_Data_:
======
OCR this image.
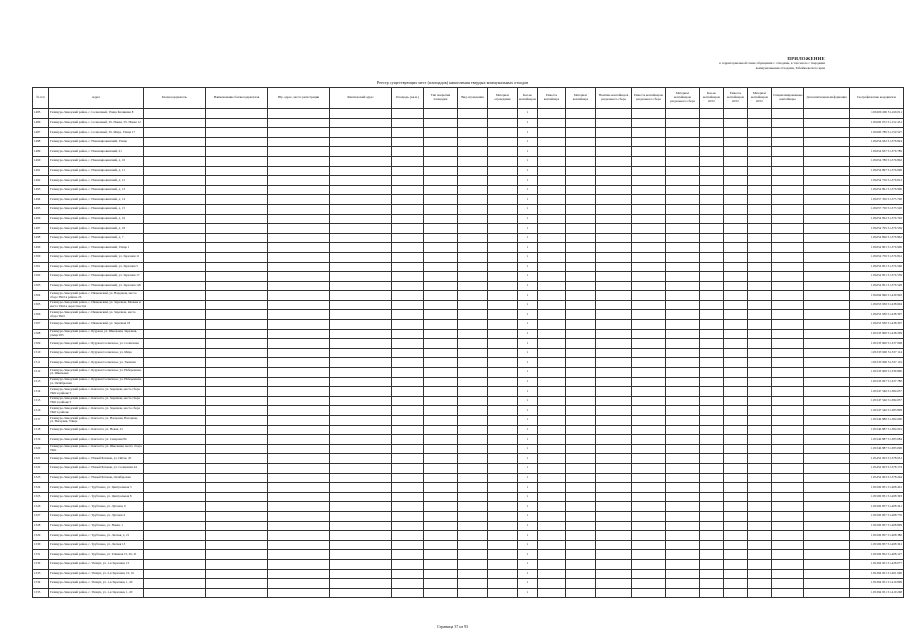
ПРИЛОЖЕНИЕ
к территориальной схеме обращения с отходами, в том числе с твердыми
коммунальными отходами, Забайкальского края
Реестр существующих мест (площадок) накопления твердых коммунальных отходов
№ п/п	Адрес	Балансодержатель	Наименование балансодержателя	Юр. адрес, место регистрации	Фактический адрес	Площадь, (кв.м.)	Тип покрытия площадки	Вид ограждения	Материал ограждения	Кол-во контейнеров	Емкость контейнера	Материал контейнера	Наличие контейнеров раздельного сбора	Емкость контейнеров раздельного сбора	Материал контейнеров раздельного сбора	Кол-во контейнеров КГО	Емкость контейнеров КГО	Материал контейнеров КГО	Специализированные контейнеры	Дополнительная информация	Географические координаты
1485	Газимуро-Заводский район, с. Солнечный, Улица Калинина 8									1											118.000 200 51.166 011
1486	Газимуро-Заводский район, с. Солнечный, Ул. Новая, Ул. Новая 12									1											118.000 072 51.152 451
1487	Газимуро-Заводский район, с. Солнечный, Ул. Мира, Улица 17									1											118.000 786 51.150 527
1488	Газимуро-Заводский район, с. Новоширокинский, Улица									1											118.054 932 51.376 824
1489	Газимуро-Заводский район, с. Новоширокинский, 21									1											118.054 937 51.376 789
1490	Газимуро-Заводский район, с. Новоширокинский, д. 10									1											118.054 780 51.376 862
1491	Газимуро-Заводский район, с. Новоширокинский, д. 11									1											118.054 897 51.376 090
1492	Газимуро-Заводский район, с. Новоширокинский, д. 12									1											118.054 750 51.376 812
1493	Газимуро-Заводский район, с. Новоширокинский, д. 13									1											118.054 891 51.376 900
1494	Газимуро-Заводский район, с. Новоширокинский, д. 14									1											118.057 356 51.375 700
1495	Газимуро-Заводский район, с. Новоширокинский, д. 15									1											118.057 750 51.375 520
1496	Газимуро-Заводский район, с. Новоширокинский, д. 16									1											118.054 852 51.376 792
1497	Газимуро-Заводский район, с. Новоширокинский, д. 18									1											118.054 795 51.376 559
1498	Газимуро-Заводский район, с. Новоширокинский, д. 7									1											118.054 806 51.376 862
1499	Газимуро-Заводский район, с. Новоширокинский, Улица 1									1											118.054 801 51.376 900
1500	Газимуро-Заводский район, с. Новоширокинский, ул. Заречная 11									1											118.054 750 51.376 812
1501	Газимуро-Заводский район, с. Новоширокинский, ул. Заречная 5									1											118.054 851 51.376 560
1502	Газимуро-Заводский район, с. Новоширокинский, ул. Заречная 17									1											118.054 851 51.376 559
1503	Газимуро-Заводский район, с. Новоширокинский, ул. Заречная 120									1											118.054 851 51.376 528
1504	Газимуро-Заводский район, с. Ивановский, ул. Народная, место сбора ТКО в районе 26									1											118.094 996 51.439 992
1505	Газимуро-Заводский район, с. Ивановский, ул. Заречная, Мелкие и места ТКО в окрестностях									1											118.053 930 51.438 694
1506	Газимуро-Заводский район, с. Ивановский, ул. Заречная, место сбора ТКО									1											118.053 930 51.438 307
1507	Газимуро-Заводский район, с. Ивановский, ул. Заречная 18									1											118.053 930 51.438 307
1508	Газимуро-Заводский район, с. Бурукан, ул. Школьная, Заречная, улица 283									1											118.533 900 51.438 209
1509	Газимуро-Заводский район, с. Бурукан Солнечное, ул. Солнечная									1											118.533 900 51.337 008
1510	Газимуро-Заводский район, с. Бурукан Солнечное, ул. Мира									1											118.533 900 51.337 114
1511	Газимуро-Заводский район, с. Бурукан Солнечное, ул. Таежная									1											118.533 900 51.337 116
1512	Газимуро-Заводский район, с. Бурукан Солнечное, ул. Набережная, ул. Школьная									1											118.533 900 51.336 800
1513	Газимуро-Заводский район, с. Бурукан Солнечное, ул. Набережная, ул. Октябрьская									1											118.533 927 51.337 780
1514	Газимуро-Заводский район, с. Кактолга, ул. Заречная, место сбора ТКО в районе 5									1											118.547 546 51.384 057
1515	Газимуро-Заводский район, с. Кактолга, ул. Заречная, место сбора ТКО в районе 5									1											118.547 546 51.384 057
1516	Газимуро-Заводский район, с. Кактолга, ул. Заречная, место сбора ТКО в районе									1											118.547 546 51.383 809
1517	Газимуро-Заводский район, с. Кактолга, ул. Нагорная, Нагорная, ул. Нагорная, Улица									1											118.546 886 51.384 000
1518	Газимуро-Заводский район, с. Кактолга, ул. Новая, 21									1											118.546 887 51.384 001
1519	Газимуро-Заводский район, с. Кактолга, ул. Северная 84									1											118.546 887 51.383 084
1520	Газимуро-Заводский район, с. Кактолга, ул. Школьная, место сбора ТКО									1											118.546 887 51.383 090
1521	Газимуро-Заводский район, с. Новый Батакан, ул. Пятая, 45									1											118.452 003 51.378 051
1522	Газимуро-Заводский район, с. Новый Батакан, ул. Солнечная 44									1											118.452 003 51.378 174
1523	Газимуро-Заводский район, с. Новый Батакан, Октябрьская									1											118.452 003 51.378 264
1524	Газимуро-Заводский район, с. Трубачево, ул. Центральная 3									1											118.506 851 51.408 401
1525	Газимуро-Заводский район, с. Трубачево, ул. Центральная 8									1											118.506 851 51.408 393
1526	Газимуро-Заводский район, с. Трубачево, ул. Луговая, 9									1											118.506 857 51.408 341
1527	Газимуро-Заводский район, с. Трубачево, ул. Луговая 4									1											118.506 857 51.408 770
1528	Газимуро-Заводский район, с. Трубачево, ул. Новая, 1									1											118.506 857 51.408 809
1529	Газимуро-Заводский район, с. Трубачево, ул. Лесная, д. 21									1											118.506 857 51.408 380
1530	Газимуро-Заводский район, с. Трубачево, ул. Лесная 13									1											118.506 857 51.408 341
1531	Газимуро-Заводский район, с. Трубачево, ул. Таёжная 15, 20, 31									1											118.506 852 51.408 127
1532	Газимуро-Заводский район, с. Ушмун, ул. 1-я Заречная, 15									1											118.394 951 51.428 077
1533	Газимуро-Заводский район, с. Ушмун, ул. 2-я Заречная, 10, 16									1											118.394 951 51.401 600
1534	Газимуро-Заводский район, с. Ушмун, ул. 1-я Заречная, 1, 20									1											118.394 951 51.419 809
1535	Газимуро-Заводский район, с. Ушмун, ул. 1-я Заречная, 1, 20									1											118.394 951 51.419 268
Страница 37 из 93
======
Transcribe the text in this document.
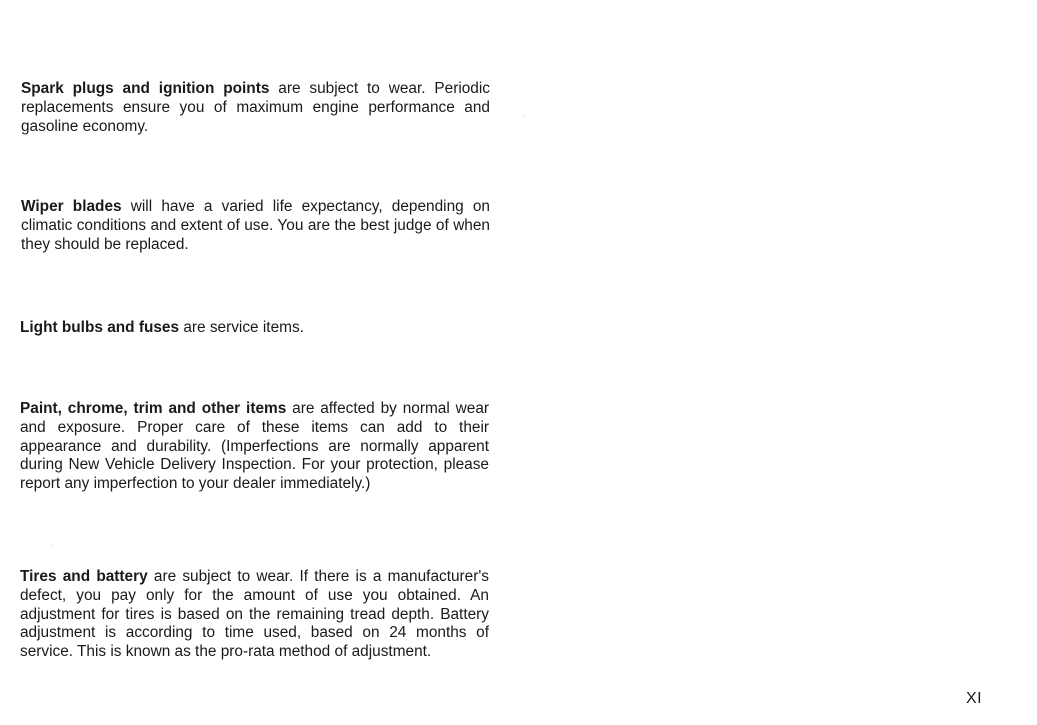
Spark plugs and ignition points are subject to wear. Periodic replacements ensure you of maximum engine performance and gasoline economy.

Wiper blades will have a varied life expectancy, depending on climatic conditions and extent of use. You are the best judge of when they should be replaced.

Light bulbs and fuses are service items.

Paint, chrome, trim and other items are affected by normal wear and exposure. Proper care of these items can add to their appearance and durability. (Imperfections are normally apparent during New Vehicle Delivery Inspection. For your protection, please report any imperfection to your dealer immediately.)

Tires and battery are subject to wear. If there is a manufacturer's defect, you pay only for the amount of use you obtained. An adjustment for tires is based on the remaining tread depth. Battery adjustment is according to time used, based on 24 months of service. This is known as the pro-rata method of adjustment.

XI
======
_Task to complete_: Only the number is wanted: how many lines in the preceding entries hold the string "отходами"?

_Exercise result_: 2